[Start EXTRACTED RECORDS]
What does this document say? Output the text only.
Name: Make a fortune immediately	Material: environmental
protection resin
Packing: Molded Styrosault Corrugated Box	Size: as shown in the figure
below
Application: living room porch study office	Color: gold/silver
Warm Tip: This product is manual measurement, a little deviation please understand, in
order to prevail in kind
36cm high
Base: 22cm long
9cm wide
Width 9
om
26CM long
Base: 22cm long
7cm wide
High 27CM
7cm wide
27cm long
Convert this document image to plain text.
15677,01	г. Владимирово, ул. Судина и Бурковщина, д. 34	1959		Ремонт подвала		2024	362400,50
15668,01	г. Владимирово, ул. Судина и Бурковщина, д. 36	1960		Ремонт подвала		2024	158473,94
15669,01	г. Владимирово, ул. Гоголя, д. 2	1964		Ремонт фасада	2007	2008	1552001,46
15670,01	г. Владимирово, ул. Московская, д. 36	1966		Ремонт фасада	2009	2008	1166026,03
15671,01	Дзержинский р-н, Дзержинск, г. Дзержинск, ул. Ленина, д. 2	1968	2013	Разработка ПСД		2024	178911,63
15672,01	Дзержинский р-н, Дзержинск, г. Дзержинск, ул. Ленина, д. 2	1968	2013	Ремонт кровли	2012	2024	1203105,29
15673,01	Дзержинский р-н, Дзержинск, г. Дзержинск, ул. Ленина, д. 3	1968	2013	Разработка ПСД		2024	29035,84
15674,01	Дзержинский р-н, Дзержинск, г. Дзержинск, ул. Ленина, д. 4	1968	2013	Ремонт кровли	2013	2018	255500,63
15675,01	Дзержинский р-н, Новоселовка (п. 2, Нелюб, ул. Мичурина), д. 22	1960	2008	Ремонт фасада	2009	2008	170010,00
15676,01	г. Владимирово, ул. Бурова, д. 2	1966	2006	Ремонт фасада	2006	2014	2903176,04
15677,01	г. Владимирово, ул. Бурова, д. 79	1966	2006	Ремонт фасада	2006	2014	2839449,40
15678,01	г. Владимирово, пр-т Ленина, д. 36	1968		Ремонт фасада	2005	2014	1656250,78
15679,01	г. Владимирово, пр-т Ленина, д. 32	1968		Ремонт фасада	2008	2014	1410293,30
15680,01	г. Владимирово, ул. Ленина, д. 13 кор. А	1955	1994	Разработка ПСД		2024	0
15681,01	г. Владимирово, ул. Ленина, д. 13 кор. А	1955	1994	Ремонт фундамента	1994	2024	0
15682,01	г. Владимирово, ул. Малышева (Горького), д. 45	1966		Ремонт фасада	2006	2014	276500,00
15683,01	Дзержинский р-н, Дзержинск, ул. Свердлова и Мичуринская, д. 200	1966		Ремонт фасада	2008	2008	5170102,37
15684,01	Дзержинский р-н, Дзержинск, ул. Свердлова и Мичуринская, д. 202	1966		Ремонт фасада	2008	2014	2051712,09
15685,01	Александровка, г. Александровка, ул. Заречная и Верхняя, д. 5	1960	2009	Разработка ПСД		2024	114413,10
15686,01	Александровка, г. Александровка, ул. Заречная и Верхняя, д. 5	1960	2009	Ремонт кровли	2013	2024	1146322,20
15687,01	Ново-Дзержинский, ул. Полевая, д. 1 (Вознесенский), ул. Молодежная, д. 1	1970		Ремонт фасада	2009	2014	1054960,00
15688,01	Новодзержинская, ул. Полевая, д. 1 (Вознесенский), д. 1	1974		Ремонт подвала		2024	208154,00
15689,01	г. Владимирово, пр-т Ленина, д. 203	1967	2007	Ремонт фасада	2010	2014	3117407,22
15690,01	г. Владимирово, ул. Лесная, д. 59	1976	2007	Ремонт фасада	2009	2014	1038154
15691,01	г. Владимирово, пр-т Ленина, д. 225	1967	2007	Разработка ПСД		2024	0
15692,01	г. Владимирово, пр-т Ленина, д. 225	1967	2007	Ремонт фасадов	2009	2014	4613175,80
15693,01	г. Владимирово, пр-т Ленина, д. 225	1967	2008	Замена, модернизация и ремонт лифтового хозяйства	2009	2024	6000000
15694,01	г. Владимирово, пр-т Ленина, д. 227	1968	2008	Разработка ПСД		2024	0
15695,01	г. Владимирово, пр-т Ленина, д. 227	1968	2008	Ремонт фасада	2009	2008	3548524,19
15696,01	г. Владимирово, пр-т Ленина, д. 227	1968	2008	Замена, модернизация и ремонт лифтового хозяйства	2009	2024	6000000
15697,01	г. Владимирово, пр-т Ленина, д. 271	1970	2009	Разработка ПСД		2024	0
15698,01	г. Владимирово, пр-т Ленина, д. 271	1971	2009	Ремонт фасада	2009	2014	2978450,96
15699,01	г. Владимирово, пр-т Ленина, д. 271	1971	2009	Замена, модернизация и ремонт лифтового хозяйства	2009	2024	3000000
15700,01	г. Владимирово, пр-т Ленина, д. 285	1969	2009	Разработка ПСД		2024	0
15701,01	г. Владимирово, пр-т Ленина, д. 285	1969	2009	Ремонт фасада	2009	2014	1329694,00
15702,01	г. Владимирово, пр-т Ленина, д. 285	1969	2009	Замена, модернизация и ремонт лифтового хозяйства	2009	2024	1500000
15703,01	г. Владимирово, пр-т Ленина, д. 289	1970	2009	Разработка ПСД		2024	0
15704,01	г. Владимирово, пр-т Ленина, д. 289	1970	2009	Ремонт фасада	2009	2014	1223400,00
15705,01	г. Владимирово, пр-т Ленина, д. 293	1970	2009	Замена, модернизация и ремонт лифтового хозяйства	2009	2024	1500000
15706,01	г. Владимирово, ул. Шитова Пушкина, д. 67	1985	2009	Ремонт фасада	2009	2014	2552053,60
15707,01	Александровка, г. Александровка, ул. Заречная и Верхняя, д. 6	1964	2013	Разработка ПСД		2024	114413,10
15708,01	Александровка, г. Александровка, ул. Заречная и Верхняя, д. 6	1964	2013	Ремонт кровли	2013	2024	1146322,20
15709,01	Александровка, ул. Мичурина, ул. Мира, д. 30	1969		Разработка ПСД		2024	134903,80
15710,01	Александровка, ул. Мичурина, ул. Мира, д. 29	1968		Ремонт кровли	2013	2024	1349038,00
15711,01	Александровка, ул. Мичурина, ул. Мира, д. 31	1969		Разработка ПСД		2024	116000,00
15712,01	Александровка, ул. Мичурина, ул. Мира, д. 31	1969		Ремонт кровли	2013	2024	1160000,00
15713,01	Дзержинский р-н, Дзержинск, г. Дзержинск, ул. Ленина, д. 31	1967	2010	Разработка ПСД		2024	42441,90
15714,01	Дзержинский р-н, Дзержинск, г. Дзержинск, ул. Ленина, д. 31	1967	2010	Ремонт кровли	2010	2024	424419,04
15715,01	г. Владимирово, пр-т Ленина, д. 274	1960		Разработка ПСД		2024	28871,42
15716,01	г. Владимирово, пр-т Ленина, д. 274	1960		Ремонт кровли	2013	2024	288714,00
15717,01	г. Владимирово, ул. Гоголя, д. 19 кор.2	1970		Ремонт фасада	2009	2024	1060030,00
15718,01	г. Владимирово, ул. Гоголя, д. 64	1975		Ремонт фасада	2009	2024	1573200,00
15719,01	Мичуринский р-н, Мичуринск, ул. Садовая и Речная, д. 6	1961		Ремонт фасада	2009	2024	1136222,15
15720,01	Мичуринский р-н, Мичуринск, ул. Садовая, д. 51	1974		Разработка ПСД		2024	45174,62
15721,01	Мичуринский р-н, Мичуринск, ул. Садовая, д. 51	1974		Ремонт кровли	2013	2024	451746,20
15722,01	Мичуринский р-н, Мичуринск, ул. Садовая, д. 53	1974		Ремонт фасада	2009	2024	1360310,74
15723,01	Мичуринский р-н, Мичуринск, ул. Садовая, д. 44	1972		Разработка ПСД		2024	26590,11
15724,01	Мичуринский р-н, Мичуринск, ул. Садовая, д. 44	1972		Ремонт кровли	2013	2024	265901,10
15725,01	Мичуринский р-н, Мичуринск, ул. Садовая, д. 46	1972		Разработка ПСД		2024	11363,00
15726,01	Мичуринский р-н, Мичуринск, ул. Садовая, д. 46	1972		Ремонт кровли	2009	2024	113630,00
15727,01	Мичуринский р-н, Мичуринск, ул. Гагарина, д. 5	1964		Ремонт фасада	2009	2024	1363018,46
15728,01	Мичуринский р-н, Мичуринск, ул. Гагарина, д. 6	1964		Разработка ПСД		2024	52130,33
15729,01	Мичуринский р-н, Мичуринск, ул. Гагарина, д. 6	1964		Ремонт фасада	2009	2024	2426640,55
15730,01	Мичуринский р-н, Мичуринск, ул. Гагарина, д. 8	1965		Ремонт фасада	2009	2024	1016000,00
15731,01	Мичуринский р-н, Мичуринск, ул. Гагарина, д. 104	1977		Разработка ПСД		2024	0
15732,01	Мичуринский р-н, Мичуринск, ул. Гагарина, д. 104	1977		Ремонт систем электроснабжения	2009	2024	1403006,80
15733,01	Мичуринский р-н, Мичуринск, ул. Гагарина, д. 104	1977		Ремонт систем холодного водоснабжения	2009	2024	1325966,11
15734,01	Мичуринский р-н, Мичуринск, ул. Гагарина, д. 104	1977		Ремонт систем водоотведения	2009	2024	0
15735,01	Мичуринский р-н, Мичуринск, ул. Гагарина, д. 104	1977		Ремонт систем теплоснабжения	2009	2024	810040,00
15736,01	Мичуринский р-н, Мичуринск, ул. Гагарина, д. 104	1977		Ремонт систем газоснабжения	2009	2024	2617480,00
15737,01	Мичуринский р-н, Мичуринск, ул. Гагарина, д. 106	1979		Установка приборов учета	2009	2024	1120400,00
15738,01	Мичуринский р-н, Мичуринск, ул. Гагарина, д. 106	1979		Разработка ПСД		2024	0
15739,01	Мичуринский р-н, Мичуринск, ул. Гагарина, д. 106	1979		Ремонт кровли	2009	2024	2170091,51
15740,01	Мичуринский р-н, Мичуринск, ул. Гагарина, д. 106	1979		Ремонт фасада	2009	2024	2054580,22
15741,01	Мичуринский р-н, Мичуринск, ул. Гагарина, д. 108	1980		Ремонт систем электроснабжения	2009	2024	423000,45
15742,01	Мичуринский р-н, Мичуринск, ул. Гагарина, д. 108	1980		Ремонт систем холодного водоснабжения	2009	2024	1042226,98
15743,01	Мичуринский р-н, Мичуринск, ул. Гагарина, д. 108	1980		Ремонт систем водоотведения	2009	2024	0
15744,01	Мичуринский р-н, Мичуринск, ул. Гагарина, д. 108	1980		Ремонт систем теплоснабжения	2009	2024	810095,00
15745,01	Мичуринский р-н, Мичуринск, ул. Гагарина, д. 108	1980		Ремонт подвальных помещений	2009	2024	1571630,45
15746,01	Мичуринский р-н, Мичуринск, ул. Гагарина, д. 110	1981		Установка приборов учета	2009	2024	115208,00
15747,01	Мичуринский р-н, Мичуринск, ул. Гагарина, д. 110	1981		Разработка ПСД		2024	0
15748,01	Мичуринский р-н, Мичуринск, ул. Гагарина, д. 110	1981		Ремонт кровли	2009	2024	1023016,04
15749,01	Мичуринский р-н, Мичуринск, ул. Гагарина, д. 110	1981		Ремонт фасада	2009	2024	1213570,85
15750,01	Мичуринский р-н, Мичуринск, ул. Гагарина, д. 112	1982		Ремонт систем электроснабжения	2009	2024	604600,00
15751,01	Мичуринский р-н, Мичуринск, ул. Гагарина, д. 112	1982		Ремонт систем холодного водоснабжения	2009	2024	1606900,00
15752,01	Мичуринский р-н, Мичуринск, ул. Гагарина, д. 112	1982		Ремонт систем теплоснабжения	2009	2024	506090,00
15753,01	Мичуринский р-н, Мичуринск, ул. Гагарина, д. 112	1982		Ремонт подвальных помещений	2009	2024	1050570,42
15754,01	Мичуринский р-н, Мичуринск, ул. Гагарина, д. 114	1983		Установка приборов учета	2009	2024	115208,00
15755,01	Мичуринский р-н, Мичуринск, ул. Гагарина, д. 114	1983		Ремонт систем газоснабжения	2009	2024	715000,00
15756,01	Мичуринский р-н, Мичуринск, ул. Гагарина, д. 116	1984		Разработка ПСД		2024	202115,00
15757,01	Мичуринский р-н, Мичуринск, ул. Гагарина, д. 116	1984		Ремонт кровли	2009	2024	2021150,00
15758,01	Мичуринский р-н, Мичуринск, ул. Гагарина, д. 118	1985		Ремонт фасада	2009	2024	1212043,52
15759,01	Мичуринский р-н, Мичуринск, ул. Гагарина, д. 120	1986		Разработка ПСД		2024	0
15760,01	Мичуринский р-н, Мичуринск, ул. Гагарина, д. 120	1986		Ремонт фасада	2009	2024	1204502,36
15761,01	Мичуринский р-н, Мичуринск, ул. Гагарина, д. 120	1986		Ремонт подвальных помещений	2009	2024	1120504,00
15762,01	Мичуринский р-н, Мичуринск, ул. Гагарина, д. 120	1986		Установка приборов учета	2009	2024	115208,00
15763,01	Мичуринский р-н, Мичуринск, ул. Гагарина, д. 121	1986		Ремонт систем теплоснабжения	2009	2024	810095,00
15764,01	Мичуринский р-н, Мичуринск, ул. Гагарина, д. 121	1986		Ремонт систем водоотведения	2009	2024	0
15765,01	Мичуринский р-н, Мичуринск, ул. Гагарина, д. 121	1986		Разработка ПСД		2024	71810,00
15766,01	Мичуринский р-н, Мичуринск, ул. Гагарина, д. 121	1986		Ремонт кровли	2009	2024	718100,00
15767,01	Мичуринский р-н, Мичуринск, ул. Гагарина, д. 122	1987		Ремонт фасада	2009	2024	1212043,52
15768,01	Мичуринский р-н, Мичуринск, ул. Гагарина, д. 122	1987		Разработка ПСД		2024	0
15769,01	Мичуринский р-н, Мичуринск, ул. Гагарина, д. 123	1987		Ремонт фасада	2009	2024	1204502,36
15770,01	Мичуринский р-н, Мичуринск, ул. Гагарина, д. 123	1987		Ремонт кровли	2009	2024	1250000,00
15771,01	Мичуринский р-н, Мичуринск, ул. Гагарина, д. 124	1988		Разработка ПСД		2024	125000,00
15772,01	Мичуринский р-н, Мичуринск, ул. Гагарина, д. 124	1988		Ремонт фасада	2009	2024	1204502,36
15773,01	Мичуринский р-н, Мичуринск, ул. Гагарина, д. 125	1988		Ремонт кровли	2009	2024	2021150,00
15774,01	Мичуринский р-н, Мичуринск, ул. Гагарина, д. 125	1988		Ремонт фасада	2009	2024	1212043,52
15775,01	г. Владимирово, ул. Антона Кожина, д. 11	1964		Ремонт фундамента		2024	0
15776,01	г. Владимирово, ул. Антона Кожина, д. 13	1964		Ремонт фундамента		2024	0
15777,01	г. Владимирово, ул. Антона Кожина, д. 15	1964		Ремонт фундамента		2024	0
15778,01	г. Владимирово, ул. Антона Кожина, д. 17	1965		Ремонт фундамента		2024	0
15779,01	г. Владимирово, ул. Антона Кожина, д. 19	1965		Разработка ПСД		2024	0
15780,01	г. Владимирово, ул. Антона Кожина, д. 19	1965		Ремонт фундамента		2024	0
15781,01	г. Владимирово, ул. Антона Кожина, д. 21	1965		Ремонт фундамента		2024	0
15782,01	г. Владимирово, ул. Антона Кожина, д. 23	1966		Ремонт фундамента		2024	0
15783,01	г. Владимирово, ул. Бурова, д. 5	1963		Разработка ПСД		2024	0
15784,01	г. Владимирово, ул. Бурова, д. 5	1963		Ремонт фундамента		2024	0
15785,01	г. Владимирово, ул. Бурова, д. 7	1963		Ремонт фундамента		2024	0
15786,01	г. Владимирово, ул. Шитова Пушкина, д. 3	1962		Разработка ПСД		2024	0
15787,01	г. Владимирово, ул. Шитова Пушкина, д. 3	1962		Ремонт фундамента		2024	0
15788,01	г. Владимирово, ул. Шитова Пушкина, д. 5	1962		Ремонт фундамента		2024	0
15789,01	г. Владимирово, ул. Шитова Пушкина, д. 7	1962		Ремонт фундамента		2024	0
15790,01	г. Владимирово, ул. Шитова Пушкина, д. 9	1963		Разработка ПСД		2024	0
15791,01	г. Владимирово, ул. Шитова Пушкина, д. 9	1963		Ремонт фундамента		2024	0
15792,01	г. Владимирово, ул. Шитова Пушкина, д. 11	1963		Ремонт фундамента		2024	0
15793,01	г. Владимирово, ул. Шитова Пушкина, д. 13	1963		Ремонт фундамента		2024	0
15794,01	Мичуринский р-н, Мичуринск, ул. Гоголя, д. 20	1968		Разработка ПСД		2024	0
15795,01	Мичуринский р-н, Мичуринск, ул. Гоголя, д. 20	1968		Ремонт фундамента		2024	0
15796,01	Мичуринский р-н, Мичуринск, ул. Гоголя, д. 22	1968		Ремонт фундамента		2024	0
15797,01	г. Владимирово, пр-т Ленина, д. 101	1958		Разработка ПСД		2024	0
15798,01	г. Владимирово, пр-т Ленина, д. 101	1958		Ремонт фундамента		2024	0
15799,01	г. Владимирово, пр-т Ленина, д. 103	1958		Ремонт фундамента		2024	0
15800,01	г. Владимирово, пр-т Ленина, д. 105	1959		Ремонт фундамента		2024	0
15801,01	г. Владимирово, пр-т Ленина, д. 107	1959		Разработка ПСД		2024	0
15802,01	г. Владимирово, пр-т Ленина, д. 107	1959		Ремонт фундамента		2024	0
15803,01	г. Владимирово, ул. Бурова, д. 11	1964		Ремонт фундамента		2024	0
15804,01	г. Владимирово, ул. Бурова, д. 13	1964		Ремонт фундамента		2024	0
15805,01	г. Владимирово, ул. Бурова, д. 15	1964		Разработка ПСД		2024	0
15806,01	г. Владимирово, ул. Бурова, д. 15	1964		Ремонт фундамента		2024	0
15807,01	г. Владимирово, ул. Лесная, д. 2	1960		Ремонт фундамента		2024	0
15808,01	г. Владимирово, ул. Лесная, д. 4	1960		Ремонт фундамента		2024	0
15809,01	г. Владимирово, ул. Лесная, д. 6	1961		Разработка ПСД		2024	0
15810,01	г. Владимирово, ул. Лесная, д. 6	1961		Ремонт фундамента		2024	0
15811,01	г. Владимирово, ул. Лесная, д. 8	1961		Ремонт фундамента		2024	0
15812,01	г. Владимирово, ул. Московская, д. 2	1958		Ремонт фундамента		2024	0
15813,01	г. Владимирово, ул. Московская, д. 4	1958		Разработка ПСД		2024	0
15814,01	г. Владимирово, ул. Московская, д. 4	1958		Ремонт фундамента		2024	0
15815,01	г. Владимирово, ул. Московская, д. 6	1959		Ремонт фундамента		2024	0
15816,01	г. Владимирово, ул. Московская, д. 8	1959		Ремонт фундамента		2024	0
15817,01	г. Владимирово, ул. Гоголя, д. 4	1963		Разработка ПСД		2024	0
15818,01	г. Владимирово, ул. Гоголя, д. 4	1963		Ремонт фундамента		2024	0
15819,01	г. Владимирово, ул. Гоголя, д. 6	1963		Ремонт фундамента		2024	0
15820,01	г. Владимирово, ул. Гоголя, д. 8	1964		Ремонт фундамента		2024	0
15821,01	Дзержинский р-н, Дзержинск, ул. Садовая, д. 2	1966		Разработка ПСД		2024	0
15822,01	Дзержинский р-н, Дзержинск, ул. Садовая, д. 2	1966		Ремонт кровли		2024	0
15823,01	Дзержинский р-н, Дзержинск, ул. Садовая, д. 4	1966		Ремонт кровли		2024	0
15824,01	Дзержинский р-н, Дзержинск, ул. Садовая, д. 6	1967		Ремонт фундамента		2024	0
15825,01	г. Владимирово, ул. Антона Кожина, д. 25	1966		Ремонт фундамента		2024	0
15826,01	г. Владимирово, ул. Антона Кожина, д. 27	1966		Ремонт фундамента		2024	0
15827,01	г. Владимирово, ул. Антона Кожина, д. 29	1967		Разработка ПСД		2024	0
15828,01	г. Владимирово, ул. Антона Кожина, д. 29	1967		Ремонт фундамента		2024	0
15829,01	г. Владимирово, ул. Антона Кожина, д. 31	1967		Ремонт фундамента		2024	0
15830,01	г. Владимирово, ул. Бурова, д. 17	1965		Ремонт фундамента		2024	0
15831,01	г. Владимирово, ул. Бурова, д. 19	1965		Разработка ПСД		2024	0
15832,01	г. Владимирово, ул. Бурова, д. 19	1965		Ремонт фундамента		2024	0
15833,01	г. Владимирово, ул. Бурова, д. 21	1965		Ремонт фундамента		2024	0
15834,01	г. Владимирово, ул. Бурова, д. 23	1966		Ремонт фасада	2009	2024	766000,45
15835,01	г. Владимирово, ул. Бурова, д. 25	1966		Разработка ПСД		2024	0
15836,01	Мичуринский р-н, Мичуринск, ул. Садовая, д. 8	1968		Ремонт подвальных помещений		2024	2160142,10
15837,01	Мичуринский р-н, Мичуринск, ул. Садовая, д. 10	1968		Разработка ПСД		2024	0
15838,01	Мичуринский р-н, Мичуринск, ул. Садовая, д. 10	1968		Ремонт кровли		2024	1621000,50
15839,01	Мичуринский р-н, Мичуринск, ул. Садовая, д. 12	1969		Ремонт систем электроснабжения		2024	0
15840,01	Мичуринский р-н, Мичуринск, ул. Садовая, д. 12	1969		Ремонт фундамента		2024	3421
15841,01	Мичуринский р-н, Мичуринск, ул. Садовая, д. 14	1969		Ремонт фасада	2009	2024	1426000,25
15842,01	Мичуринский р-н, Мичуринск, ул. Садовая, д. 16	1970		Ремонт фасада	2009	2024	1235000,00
[End EXTRACTED RECORDS]
• GIVEN INSTRUCTION
Using the entries above, tally how many lines have the word "хозяйства" in them; write the number and nothing more.

• COMPLETE RESPONSE
5